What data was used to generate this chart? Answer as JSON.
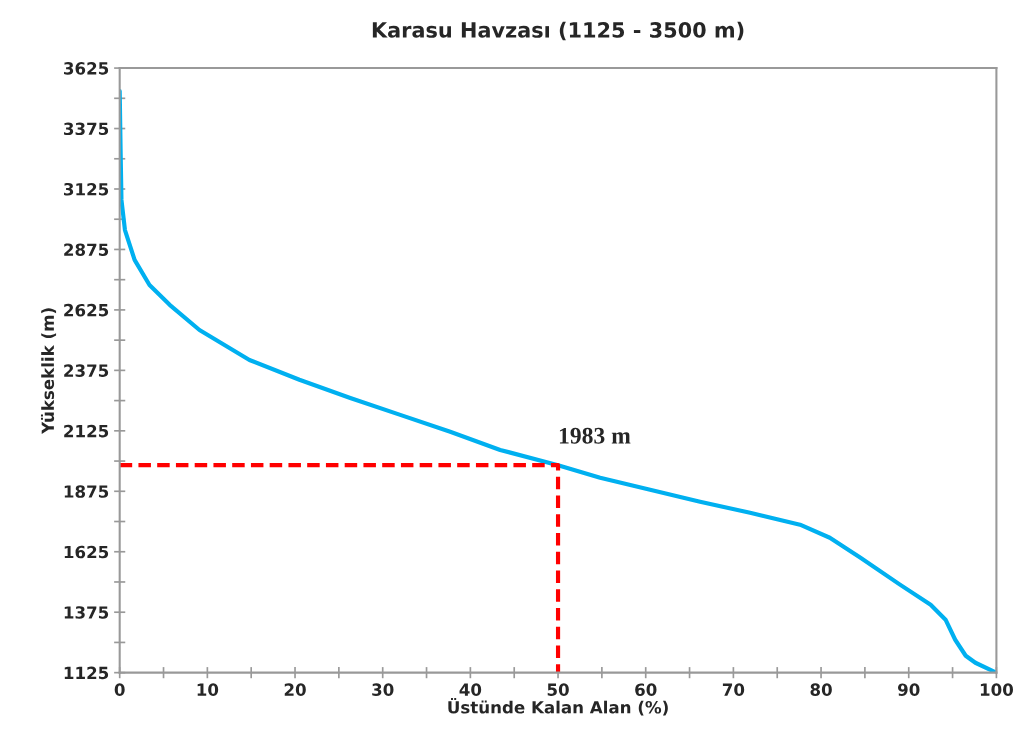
{
  "chart_data": {
    "type": "line",
    "title": "Karasu Havzası (1125 - 3500 m)",
    "xlabel": "Üstünde Kalan Alan (%)",
    "ylabel": "Yükseklik (m)",
    "series": [
      {
        "color": "#00b0f0",
        "x": [
          0,
          0.1,
          0.2,
          0.6,
          1.7,
          3.4,
          5.7,
          9.1,
          14.8,
          20.5,
          26.3,
          32,
          37.7,
          43.4,
          50,
          54.8,
          60.5,
          66.2,
          71.9,
          77.6,
          81,
          84.5,
          89,
          92.5,
          94.2,
          95.3,
          96.5,
          97.6,
          100
        ],
        "values": [
          3530,
          3290,
          3080,
          2955,
          2832,
          2728,
          2646,
          2542,
          2418,
          2336,
          2261,
          2191,
          2121,
          2046,
          1983,
          1931,
          1881,
          1832,
          1786,
          1737,
          1683,
          1600,
          1489,
          1406,
          1344,
          1261,
          1195,
          1166,
          1125
        ]
      },
      {
        "color": "#ff0000",
        "line_style": "dashed",
        "x": [
          0,
          50,
          50
        ],
        "values": [
          1983,
          1983,
          1125
        ]
      }
    ],
    "annotations": [
      {
        "text": "1983 m",
        "x": 50,
        "y": 1983
      }
    ],
    "xlim": [
      0,
      100
    ],
    "ylim": [
      1125,
      3625
    ],
    "xticks": [
      0,
      {
        "value": 5,
        "label": null
      },
      10,
      {
        "value": 15,
        "label": null
      },
      20,
      {
        "value": 25,
        "label": null
      },
      30,
      {
        "value": 35,
        "label": null
      },
      40,
      {
        "value": 45,
        "label": null
      },
      50,
      {
        "value": 55,
        "label": null
      },
      60,
      {
        "value": 65,
        "label": null
      },
      70,
      {
        "value": 75,
        "label": null
      },
      80,
      {
        "value": 85,
        "label": null
      },
      90,
      {
        "value": 95,
        "label": null
      },
      100
    ],
    "yticks": [
      1125,
      {
        "value": 1250,
        "label": null
      },
      1375,
      {
        "value": 1500,
        "label": null
      },
      1625,
      {
        "value": 1750,
        "label": null
      },
      1875,
      {
        "value": 2000,
        "label": null
      },
      2125,
      {
        "value": 2250,
        "label": null
      },
      2375,
      {
        "value": 2500,
        "label": null
      },
      2625,
      {
        "value": 2750,
        "label": null
      },
      2875,
      {
        "value": 3000,
        "label": null
      },
      3125,
      {
        "value": 3250,
        "label": null
      },
      3375,
      {
        "value": 3500,
        "label": null
      },
      3625
    ],
    "grid": false,
    "legend": false
  }
}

------------------------------------------------

Omit each picture, then return all of the listing exactly as it stands.

- ANSWER TO THE EXERCISE
What data was used to generate this chart? Answer as JSON.
{
  "chart_data": {
    "type": "line",
    "title": "Karasu Havzası (1125 - 3500 m)",
    "xlabel": "Üstünde Kalan Alan (%)",
    "ylabel": "Yükseklik (m)",
    "series": [
      {
        "color": "#00b0f0",
        "x": [
          0,
          0.1,
          0.2,
          0.6,
          1.7,
          3.4,
          5.7,
          9.1,
          14.8,
          20.5,
          26.3,
          32,
          37.7,
          43.4,
          50,
          54.8,
          60.5,
          66.2,
          71.9,
          77.6,
          81,
          84.5,
          89,
          92.5,
          94.2,
          95.3,
          96.5,
          97.6,
          100
        ],
        "values": [
          3530,
          3290,
          3080,
          2955,
          2832,
          2728,
          2646,
          2542,
          2418,
          2336,
          2261,
          2191,
          2121,
          2046,
          1983,
          1931,
          1881,
          1832,
          1786,
          1737,
          1683,
          1600,
          1489,
          1406,
          1344,
          1261,
          1195,
          1166,
          1125
        ]
      },
      {
        "color": "#ff0000",
        "line_style": "dashed",
        "x": [
          0,
          50,
          50
        ],
        "values": [
          1983,
          1983,
          1125
        ]
      }
    ],
    "annotations": [
      {
        "text": "1983 m",
        "x": 50,
        "y": 1983
      }
    ],
    "xlim": [
      0,
      100
    ],
    "ylim": [
      1125,
      3625
    ],
    "xticks": [
      0,
      {
        "value": 5,
        "label": null
      },
      10,
      {
        "value": 15,
        "label": null
      },
      20,
      {
        "value": 25,
        "label": null
      },
      30,
      {
        "value": 35,
        "label": null
      },
      40,
      {
        "value": 45,
        "label": null
      },
      50,
      {
        "value": 55,
        "label": null
      },
      60,
      {
        "value": 65,
        "label": null
      },
      70,
      {
        "value": 75,
        "label": null
      },
      80,
      {
        "value": 85,
        "label": null
      },
      90,
      {
        "value": 95,
        "label": null
      },
      100
    ],
    "yticks": [
      1125,
      {
        "value": 1250,
        "label": null
      },
      1375,
      {
        "value": 1500,
        "label": null
      },
      1625,
      {
        "value": 1750,
        "label": null
      },
      1875,
      {
        "value": 2000,
        "label": null
      },
      2125,
      {
        "value": 2250,
        "label": null
      },
      2375,
      {
        "value": 2500,
        "label": null
      },
      2625,
      {
        "value": 2750,
        "label": null
      },
      2875,
      {
        "value": 3000,
        "label": null
      },
      3125,
      {
        "value": 3250,
        "label": null
      },
      3375,
      {
        "value": 3500,
        "label": null
      },
      3625
    ],
    "grid": false,
    "legend": false
  }
}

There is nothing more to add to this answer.